===== DATA TO USE

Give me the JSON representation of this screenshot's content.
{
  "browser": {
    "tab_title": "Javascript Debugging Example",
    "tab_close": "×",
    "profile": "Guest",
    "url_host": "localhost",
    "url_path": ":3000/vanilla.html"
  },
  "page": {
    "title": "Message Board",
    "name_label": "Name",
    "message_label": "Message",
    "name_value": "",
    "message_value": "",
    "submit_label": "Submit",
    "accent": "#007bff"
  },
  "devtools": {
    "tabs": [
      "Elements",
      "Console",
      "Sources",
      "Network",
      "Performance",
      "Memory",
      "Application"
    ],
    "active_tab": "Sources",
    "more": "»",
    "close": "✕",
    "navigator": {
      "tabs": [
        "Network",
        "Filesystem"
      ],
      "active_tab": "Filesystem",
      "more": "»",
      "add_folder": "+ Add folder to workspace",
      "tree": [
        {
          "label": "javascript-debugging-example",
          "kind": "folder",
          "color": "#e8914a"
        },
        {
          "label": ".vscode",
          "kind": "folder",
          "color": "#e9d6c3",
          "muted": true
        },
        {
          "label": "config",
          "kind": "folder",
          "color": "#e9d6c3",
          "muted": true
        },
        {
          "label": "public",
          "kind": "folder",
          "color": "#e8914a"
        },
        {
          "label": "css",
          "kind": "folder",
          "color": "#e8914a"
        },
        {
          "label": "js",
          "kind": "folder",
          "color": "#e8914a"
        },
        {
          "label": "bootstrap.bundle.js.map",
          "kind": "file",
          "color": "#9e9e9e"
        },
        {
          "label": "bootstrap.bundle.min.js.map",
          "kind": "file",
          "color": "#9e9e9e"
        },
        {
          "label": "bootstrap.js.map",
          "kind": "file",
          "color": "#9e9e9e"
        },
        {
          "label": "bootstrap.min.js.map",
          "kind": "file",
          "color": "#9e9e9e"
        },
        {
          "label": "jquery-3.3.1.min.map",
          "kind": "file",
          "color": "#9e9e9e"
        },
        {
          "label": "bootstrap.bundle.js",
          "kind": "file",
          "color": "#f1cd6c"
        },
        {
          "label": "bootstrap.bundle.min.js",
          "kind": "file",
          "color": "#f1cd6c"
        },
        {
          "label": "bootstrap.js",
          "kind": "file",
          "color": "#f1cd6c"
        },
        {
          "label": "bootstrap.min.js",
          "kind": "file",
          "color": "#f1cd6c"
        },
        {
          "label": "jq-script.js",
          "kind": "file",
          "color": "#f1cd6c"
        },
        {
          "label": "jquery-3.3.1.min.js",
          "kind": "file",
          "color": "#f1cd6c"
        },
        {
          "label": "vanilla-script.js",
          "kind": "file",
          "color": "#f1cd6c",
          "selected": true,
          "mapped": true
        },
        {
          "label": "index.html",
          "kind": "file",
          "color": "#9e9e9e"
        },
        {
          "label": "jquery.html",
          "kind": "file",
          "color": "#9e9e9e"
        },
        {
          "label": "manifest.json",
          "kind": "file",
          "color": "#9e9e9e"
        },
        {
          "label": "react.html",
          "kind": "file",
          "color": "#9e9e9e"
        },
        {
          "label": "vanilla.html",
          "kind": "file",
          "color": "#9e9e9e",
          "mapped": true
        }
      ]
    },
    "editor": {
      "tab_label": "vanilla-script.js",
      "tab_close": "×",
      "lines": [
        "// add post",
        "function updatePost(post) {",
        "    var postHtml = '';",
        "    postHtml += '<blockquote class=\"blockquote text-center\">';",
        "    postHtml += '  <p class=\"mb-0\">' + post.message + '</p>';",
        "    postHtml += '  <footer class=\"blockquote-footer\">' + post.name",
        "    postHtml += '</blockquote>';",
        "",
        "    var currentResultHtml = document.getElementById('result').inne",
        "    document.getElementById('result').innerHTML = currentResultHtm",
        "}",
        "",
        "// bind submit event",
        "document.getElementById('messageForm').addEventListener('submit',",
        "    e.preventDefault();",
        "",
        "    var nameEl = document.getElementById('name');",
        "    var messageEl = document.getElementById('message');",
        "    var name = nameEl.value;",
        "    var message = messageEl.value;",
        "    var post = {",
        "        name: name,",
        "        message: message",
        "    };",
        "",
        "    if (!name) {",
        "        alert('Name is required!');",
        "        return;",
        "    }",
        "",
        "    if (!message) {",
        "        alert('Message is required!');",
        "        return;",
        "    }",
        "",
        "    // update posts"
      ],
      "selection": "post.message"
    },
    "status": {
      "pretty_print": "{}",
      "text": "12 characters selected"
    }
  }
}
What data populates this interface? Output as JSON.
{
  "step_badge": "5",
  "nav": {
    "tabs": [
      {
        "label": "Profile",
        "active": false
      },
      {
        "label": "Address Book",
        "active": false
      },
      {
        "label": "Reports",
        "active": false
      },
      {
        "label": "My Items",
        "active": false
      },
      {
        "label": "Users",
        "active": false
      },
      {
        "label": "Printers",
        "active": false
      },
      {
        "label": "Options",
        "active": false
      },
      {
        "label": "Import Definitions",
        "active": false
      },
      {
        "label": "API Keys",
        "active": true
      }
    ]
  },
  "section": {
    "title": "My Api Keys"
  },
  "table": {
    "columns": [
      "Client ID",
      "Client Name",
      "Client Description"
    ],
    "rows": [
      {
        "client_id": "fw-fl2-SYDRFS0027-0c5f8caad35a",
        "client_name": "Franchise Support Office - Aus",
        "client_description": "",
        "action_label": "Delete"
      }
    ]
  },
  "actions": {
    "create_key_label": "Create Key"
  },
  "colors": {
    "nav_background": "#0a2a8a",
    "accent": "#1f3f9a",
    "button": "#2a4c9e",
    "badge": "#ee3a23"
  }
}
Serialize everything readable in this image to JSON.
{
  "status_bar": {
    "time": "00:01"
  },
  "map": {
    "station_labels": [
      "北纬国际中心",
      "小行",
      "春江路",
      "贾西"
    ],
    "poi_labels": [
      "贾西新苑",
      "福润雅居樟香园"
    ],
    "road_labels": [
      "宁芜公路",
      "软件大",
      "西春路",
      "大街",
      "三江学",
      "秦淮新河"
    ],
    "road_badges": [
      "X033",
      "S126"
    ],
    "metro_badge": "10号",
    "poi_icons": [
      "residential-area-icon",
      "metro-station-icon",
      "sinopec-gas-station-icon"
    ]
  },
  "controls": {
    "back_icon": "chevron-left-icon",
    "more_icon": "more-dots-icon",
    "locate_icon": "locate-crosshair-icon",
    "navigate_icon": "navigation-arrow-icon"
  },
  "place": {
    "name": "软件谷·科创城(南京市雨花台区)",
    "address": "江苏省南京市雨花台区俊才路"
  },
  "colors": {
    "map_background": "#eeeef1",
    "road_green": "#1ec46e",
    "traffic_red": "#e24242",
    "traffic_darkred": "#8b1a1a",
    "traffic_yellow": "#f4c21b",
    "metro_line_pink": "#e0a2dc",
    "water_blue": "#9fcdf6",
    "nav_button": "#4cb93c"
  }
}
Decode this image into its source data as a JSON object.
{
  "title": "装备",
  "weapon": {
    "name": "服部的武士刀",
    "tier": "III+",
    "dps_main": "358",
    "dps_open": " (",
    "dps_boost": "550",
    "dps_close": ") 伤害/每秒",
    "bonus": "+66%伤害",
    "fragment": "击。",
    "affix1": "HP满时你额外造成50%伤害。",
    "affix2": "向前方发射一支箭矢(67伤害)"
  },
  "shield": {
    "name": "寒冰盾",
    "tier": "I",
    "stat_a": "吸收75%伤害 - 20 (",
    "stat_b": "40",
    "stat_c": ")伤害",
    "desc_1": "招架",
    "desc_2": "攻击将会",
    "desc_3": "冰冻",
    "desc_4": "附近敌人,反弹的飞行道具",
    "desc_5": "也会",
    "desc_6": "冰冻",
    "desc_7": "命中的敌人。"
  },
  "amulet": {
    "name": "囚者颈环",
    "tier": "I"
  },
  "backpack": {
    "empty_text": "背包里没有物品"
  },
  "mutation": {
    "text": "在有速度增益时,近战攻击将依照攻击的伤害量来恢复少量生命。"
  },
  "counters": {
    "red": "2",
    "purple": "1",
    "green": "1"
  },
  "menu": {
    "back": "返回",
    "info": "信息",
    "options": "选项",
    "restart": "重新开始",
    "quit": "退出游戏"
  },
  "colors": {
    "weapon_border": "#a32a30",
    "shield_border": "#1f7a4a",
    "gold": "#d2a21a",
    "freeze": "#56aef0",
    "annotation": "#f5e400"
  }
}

==========

→ EXERCISE PROMPT:
Copy every line in the entries above that has the string "result" in it.

→ ANSWER IN FULL:
        "    var currentResultHtml = document.getElementById('result').inne",
        "    document.getElementById('result').innerHTML = currentResultHtm",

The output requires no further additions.